Leave out the pictures and repeat the rest of the material exactly.

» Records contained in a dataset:
— Begin —
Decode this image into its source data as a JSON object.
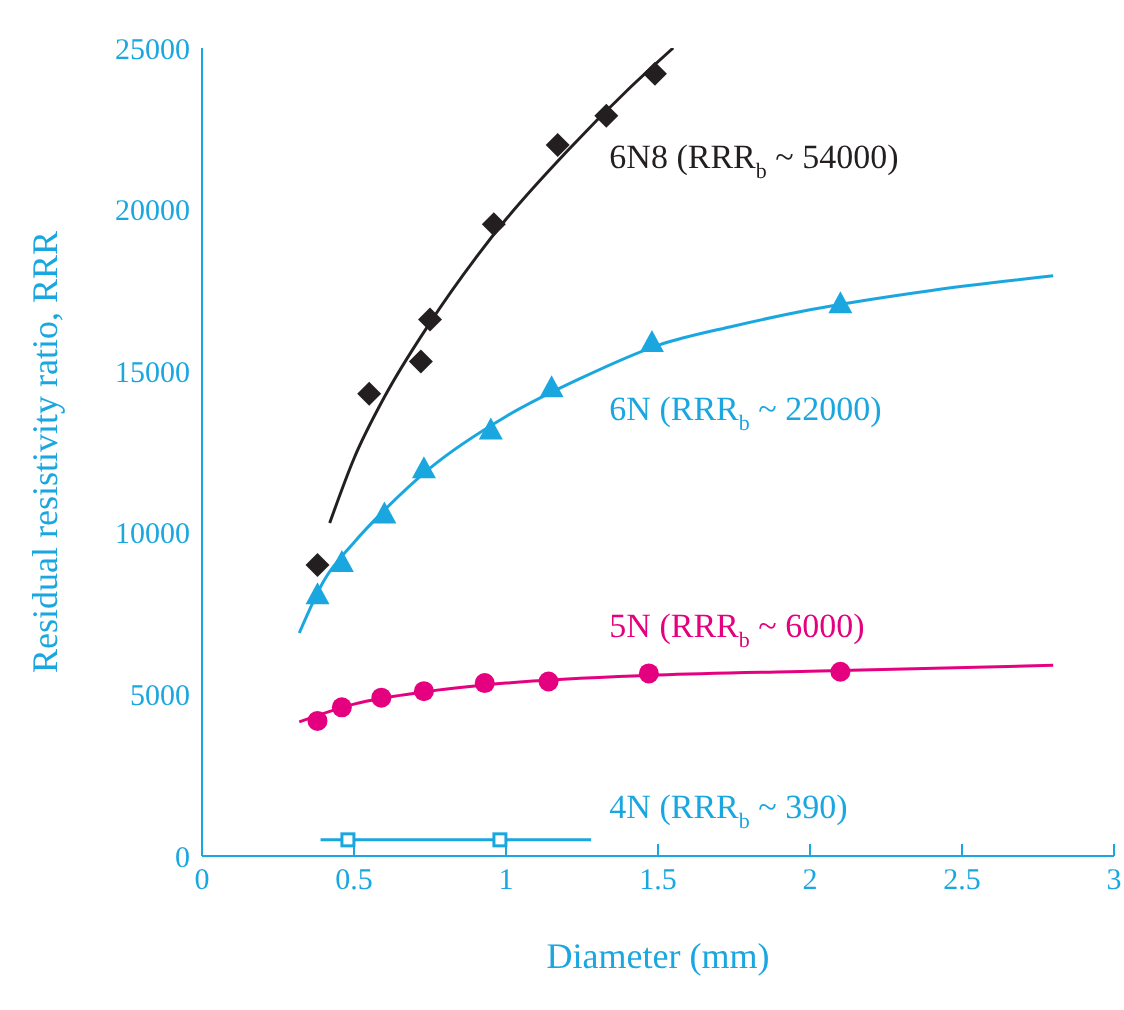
{
  "chart_data": {
    "type": "scatter",
    "xlabel": "Diameter (mm)",
    "ylabel": "Residual resistivity ratio, RRR",
    "xlim": [
      0,
      3
    ],
    "xticks": [
      0,
      0.5,
      1,
      1.5,
      2,
      2.5,
      3
    ],
    "ylim": [
      0,
      25000
    ],
    "yticks": [
      0,
      5000,
      10000,
      15000,
      20000,
      25000
    ],
    "grid": false,
    "legend": false,
    "series": [
      {
        "name": "6N8 (RRR$_{b}$ ~ 54000)",
        "color": "#231f20",
        "marker": "diamond",
        "x": [
          0.38,
          0.55,
          0.72,
          0.75,
          0.96,
          1.17,
          1.33,
          1.49
        ],
        "values": [
          9000,
          14300,
          15300,
          16600,
          19550,
          22000,
          22900,
          24200
        ]
      },
      {
        "type": "line",
        "color": "#231f20",
        "marker": "none",
        "x": [
          0.42,
          0.5,
          0.6,
          0.75,
          0.9,
          1.0,
          1.2,
          1.4,
          1.55
        ],
        "values": [
          10300,
          12300,
          14200,
          16500,
          18500,
          19700,
          21800,
          23700,
          25000
        ]
      },
      {
        "name": "6N (RRR$_{b}$ ~ 22000)",
        "color": "#1aa7e0",
        "marker": "triangle",
        "x": [
          0.38,
          0.46,
          0.6,
          0.73,
          0.95,
          1.15,
          1.48,
          2.1
        ],
        "values": [
          8100,
          9100,
          10600,
          12000,
          13200,
          14500,
          15900,
          17100
        ]
      },
      {
        "type": "line",
        "color": "#1aa7e0",
        "marker": "none",
        "x": [
          0.32,
          0.4,
          0.5,
          0.6,
          0.75,
          1.0,
          1.25,
          1.5,
          1.75,
          2.0,
          2.4,
          2.8
        ],
        "values": [
          6900,
          8500,
          9700,
          10700,
          12000,
          13600,
          14800,
          15800,
          16400,
          16900,
          17500,
          17950
        ]
      },
      {
        "name": "5N (RRR$_{b}$ ~ 6000)",
        "color": "#e4007f",
        "marker": "circle",
        "x": [
          0.38,
          0.46,
          0.59,
          0.73,
          0.93,
          1.14,
          1.47,
          2.1
        ],
        "values": [
          4180,
          4600,
          4900,
          5100,
          5350,
          5400,
          5650,
          5700
        ]
      },
      {
        "type": "line",
        "color": "#e4007f",
        "marker": "none",
        "x": [
          0.32,
          0.5,
          0.75,
          1.0,
          1.5,
          2.0,
          2.8
        ],
        "values": [
          4150,
          4700,
          5100,
          5350,
          5600,
          5720,
          5900
        ]
      },
      {
        "color": "#1aa7e0",
        "marker": "square",
        "x": [
          0.48,
          0.98
        ],
        "values": [
          500,
          500
        ]
      },
      {
        "name": "4N (RRR$_{b}$ ~ 390)",
        "type": "line",
        "color": "#1aa7e0",
        "marker": "none",
        "x": [
          0.39,
          1.28
        ],
        "values": [
          500,
          500
        ]
      }
    ]
  }
}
— End —
» Result below:
Decode this image into its source data as a JSON object.
{
  "chart_data": {
    "type": "scatter",
    "xlabel": "Diameter (mm)",
    "ylabel": "Residual resistivity ratio, RRR",
    "xlim": [
      0,
      3
    ],
    "xticks": [
      0,
      0.5,
      1,
      1.5,
      2,
      2.5,
      3
    ],
    "ylim": [
      0,
      25000
    ],
    "yticks": [
      0,
      5000,
      10000,
      15000,
      20000,
      25000
    ],
    "grid": false,
    "legend": false,
    "series": [
      {
        "name": "6N8 (RRR$_{b}$ ~ 54000)",
        "color": "#231f20",
        "marker": "diamond",
        "x": [
          0.38,
          0.55,
          0.72,
          0.75,
          0.96,
          1.17,
          1.33,
          1.49
        ],
        "values": [
          9000,
          14300,
          15300,
          16600,
          19550,
          22000,
          22900,
          24200
        ]
      },
      {
        "type": "line",
        "color": "#231f20",
        "marker": "none",
        "x": [
          0.42,
          0.5,
          0.6,
          0.75,
          0.9,
          1.0,
          1.2,
          1.4,
          1.55
        ],
        "values": [
          10300,
          12300,
          14200,
          16500,
          18500,
          19700,
          21800,
          23700,
          25000
        ]
      },
      {
        "name": "6N (RRR$_{b}$ ~ 22000)",
        "color": "#1aa7e0",
        "marker": "triangle",
        "x": [
          0.38,
          0.46,
          0.6,
          0.73,
          0.95,
          1.15,
          1.48,
          2.1
        ],
        "values": [
          8100,
          9100,
          10600,
          12000,
          13200,
          14500,
          15900,
          17100
        ]
      },
      {
        "type": "line",
        "color": "#1aa7e0",
        "marker": "none",
        "x": [
          0.32,
          0.4,
          0.5,
          0.6,
          0.75,
          1.0,
          1.25,
          1.5,
          1.75,
          2.0,
          2.4,
          2.8
        ],
        "values": [
          6900,
          8500,
          9700,
          10700,
          12000,
          13600,
          14800,
          15800,
          16400,
          16900,
          17500,
          17950
        ]
      },
      {
        "name": "5N (RRR$_{b}$ ~ 6000)",
        "color": "#e4007f",
        "marker": "circle",
        "x": [
          0.38,
          0.46,
          0.59,
          0.73,
          0.93,
          1.14,
          1.47,
          2.1
        ],
        "values": [
          4180,
          4600,
          4900,
          5100,
          5350,
          5400,
          5650,
          5700
        ]
      },
      {
        "type": "line",
        "color": "#e4007f",
        "marker": "none",
        "x": [
          0.32,
          0.5,
          0.75,
          1.0,
          1.5,
          2.0,
          2.8
        ],
        "values": [
          4150,
          4700,
          5100,
          5350,
          5600,
          5720,
          5900
        ]
      },
      {
        "color": "#1aa7e0",
        "marker": "square",
        "x": [
          0.48,
          0.98
        ],
        "values": [
          500,
          500
        ]
      },
      {
        "name": "4N (RRR$_{b}$ ~ 390)",
        "type": "line",
        "color": "#1aa7e0",
        "marker": "none",
        "x": [
          0.39,
          1.28
        ],
        "values": [
          500,
          500
        ]
      }
    ]
  }
}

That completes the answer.